Return everything in the records from the line containing "zoom-slider-track[interactable] xyxy=(19,194,559,195)" down to the line containing "section-farbe: 4.Farbe: Schwarz", both included, with each line copied unchanged.

** Begin Records provided **

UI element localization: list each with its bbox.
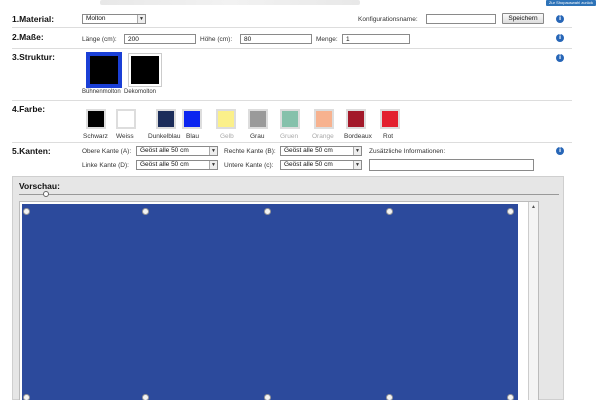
zoom-slider-track[interactable] xyxy=(19,194,559,195)
material-title: 1.Material: xyxy=(12,14,55,24)
color-swatch[interactable] xyxy=(248,109,268,129)
grommet-icon xyxy=(507,394,514,400)
left-edge-select[interactable]: Geöst alle 50 cm ▼ xyxy=(136,160,218,170)
grommet-icon xyxy=(264,394,271,400)
info-icon[interactable]: i xyxy=(556,147,564,155)
preview-canvas: ▲ xyxy=(19,201,539,400)
color-swatch[interactable] xyxy=(86,109,106,129)
grommet-icon xyxy=(142,394,149,400)
right-edge-select[interactable]: Geöst alle 50 cm ▼ xyxy=(280,146,362,156)
right-edge-label: Rechte Kante (B): xyxy=(224,148,276,155)
height-input[interactable] xyxy=(240,34,312,44)
quantity-label: Menge: xyxy=(316,36,338,43)
grommet-icon xyxy=(142,208,149,215)
header-blur xyxy=(100,0,360,5)
preview-panel: Vorschau: ▲ xyxy=(12,176,564,400)
top-edge-label: Obere Kante (A): xyxy=(82,148,132,155)
structure-option-dekomolton[interactable] xyxy=(128,53,162,87)
extra-info-input[interactable] xyxy=(369,159,534,171)
color-swatch[interactable] xyxy=(156,109,176,129)
info-icon[interactable]: i xyxy=(556,34,564,42)
color-label: Weiss xyxy=(116,133,134,140)
kanten-title: 5.Kanten: xyxy=(12,146,51,156)
color-label: Blau xyxy=(186,133,200,140)
color-swatch[interactable] xyxy=(182,109,202,129)
color-label: Grau xyxy=(250,133,265,140)
chevron-down-icon: ▼ xyxy=(209,147,217,155)
color-swatch[interactable] xyxy=(280,109,300,129)
extra-info-label: Zusätzliche Informationen: xyxy=(369,148,446,155)
curtain-preview xyxy=(22,204,518,400)
config-name-label: Konfigurationsname: xyxy=(358,16,418,23)
color-label: Gelb xyxy=(220,133,234,140)
config-name-input[interactable] xyxy=(426,14,496,24)
chevron-down-icon: ▼ xyxy=(137,15,145,23)
top-edge-select[interactable]: Geöst alle 50 cm ▼ xyxy=(136,146,218,156)
chevron-down-icon: ▼ xyxy=(353,161,361,169)
grommet-icon xyxy=(23,208,30,215)
right-edge-select-value: Geöst alle 50 cm xyxy=(284,147,333,154)
chevron-down-icon: ▼ xyxy=(353,147,361,155)
chevron-down-icon: ▼ xyxy=(209,161,217,169)
bottom-edge-select-value: Geöst alle 50 cm xyxy=(284,161,333,168)
scroll-up-icon[interactable]: ▲ xyxy=(531,204,536,210)
vertical-scrollbar[interactable]: ▲ xyxy=(528,202,538,400)
grommet-icon xyxy=(23,394,30,400)
color-label: Bordeaux xyxy=(344,133,372,140)
section-farbe: 4.Farbe: Schwarz Weiss Dunkelblau Blau G… xyxy=(12,101,572,143)
grommet-icon xyxy=(386,208,393,215)
bottom-edge-select[interactable]: Geöst alle 50 cm ▼ xyxy=(280,160,362,170)
material-select-value: Molton xyxy=(86,15,106,22)
color-swatch[interactable] xyxy=(216,109,236,129)
struktur-title: 3.Struktur: xyxy=(12,52,55,62)
farbe-title: 4.Farbe: xyxy=(12,104,46,114)
section-masse: 2.Maße: Länge (cm): Höhe (cm): Menge: i xyxy=(12,29,572,49)
color-label: Gruen xyxy=(280,133,299,140)
color-label: Rot xyxy=(383,133,394,140)
section-kanten: 5.Kanten: Obere Kante (A): Geöst alle 50… xyxy=(12,143,572,175)
height-label: Höhe (cm): xyxy=(200,36,233,43)
quantity-input[interactable] xyxy=(342,34,410,44)
color-swatch[interactable] xyxy=(380,109,400,129)
section-struktur: 3.Struktur: Bühnenmolton Dekomolton i xyxy=(12,49,572,101)
preview-title: Vorschau: xyxy=(19,181,60,191)
color-label: Schwarz xyxy=(83,133,108,140)
grommet-icon xyxy=(507,208,514,215)
length-label: Länge (cm): xyxy=(82,36,117,43)
structure-label: Bühnenmolton xyxy=(82,89,121,95)
structure-option-buehnenmolton[interactable] xyxy=(86,52,122,88)
color-swatch[interactable] xyxy=(116,109,136,129)
shop-return-button[interactable]: Zur Shopauswahl zurück xyxy=(546,0,596,6)
save-button[interactable]: Speichern xyxy=(502,13,544,24)
material-select[interactable]: Molton ▼ xyxy=(82,14,146,24)
length-input[interactable] xyxy=(124,34,196,44)
structure-label: Dekomolton xyxy=(124,89,157,95)
left-edge-select-value: Geöst alle 50 cm xyxy=(140,161,189,168)
bottom-edge-label: Untere Kante (c): xyxy=(224,162,274,169)
zoom-slider-handle[interactable] xyxy=(43,191,49,197)
left-edge-label: Linke Kante (D): xyxy=(82,162,129,169)
info-icon[interactable]: i xyxy=(556,54,564,62)
grommet-icon xyxy=(264,208,271,215)
color-label: Orange xyxy=(312,133,334,140)
top-edge-select-value: Geöst alle 50 cm xyxy=(140,147,189,154)
color-label: Dunkelblau xyxy=(148,133,181,140)
color-swatch[interactable] xyxy=(314,109,334,129)
info-icon[interactable]: i xyxy=(556,15,564,23)
top-strip: Zur Shopauswahl zurück xyxy=(0,0,600,8)
masse-title: 2.Maße: xyxy=(12,32,44,42)
color-swatch[interactable] xyxy=(346,109,366,129)
section-material: 1.Material: Molton ▼ Konfigurationsname:… xyxy=(12,10,572,28)
grommet-icon xyxy=(386,394,393,400)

** End Records provided **

Exercise result:
zoom-slider-track[interactable] xyxy=(19,194,559,195)
material-title: 1.Material: xyxy=(12,14,55,24)
color-swatch[interactable] xyxy=(248,109,268,129)
grommet-icon xyxy=(507,394,514,400)
left-edge-select[interactable]: Geöst alle 50 cm ▼ xyxy=(136,160,218,170)
grommet-icon xyxy=(264,394,271,400)
info-icon[interactable]: i xyxy=(556,147,564,155)
preview-canvas: ▲ xyxy=(19,201,539,400)
color-swatch[interactable] xyxy=(86,109,106,129)
grommet-icon xyxy=(142,394,149,400)
right-edge-select[interactable]: Geöst alle 50 cm ▼ xyxy=(280,146,362,156)
right-edge-label: Rechte Kante (B): xyxy=(224,148,276,155)
height-input[interactable] xyxy=(240,34,312,44)
quantity-label: Menge: xyxy=(316,36,338,43)
grommet-icon xyxy=(142,208,149,215)
header-blur xyxy=(100,0,360,5)
preview-panel: Vorschau: ▲ xyxy=(12,176,564,400)
top-edge-label: Obere Kante (A): xyxy=(82,148,132,155)
structure-option-dekomolton[interactable] xyxy=(128,53,162,87)
extra-info-input[interactable] xyxy=(369,159,534,171)
color-swatch[interactable] xyxy=(156,109,176,129)
info-icon[interactable]: i xyxy=(556,34,564,42)
color-label: Weiss xyxy=(116,133,134,140)
kanten-title: 5.Kanten: xyxy=(12,146,51,156)
color-label: Blau xyxy=(186,133,200,140)
color-swatch[interactable] xyxy=(182,109,202,129)
color-label: Grau xyxy=(250,133,265,140)
chevron-down-icon: ▼ xyxy=(209,147,217,155)
color-swatch[interactable] xyxy=(280,109,300,129)
extra-info-label: Zusätzliche Informationen: xyxy=(369,148,446,155)
curtain-preview xyxy=(22,204,518,400)
config-name-label: Konfigurationsname: xyxy=(358,16,418,23)
color-label: Gelb xyxy=(220,133,234,140)
config-name-input[interactable] xyxy=(426,14,496,24)
chevron-down-icon: ▼ xyxy=(137,15,145,23)
top-edge-select[interactable]: Geöst alle 50 cm ▼ xyxy=(136,146,218,156)
chevron-down-icon: ▼ xyxy=(353,161,361,169)
grommet-icon xyxy=(23,208,30,215)
right-edge-select-value: Geöst alle 50 cm xyxy=(284,147,333,154)
chevron-down-icon: ▼ xyxy=(353,147,361,155)
chevron-down-icon: ▼ xyxy=(209,161,217,169)
bottom-edge-select-value: Geöst alle 50 cm xyxy=(284,161,333,168)
scroll-up-icon[interactable]: ▲ xyxy=(531,204,536,210)
vertical-scrollbar[interactable]: ▲ xyxy=(528,202,538,400)
grommet-icon xyxy=(23,394,30,400)
color-label: Bordeaux xyxy=(344,133,372,140)
section-farbe: 4.Farbe: Schwarz Weiss Dunkelblau Blau G… xyxy=(12,101,572,143)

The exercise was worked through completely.